Leni Zumas: What I'm Giving

by Leni Zumas, November 25, 2013 2:15 PM
In this special series, we asked writers we admire to share a book they're giving to their friends and family this holiday season. Check back daily to see the books your favorite authors are gifting.

÷ ÷ ÷

The pleasures of Lore Segal's fiction are so enduring that I make gifts of her books whenever I can. Her 1975 novella Lucinella, reissued in 2009 by Melville House, is the story of a poet stumbling through the New York literary world. Normally I might flinch at a book about poetry readings, artist colonies, and writerly envy (the horror of self-recognition?!), but Segal unhinges her landscape enough that it's fresh and odd, tinged with the surreal. One of Lucinella's lovers, for instance, is Zeus — not a man called Zeus, but the Greek god himself. And our heroine meets iterations of herself ("the young Lucinella," "the old Lucinella") at cocktail parties, even has conversations with them.

Segal's 1985 novel Her First American is also superb. It's weird, hilarious, big-hearted, and unabashedly political. I know of few fictions that stare so bluntly at race and ethnicity as this one does, or whose sentences are as pleasingly askew. Said the New York Times:

Though Her First American does not have epic sweep and physical bulk, though it was not written by a man, though its main characters are a number of black Americans and a handful of Jewish refugees in New York City...Lore Segal may have come closer than anyone to writing The Great American Novel.

*-*-*

Work to complete:
(1) Answer these questions about the Lore Segal recommendation:
(a) Which publisher reissued Lucinella, and in what year?
(b) Who is named as one of Lucinella's lovers?
(c) In what year was Her First American published?
(2) Restate the part of the Lore Segal recommendation starting with "Segal's 1985 novel" and going on through "Great American Novel.", swapping "superb" for "remarkable".
(3) Translate this sentence from the Lore Segal recommendation into Spanish: "Segal's 1985 novel Her First American is also superb."

*-*-*

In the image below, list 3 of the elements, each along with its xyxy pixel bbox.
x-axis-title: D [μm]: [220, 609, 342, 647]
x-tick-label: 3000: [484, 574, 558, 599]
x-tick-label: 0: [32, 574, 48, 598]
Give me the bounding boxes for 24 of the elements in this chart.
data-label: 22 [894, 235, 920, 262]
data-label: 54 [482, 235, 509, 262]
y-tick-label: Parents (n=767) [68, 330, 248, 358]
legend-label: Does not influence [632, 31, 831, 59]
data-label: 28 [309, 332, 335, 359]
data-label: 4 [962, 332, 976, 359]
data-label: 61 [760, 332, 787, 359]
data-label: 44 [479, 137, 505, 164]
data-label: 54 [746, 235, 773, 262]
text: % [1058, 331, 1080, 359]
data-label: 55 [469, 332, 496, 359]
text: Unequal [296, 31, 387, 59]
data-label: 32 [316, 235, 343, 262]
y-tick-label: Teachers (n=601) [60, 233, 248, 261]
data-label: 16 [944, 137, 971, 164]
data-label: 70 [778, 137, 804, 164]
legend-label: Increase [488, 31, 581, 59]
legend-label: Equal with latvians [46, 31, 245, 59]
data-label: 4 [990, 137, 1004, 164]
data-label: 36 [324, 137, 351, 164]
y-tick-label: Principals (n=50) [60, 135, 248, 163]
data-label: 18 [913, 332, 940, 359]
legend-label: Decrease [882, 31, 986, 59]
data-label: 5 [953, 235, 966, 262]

*-*-*

Solutions in order:
(1)
(a) Melville House, in 2009.
(b) Zeus, the Greek god himself.
(c) 1985.

(2)
Segal's 1985 novel Her First American is also remarkable. It's weird, hilarious, big-hearted, and unabashedly political. I know of few fictions that stare so bluntly at race and ethnicity as this one does, or whose sentences are as pleasingly askew. Said the New York Times:

Though Her First American does not have epic sweep and physical bulk, though it was not written by a man, though its main characters are a number of black Americans and a handful of Jewish refugees in New York City...Lore Segal may have come closer than anyone to writing The Great American Novel.

(3) La novela de Segal de 1985, Her First American, también es magnífica.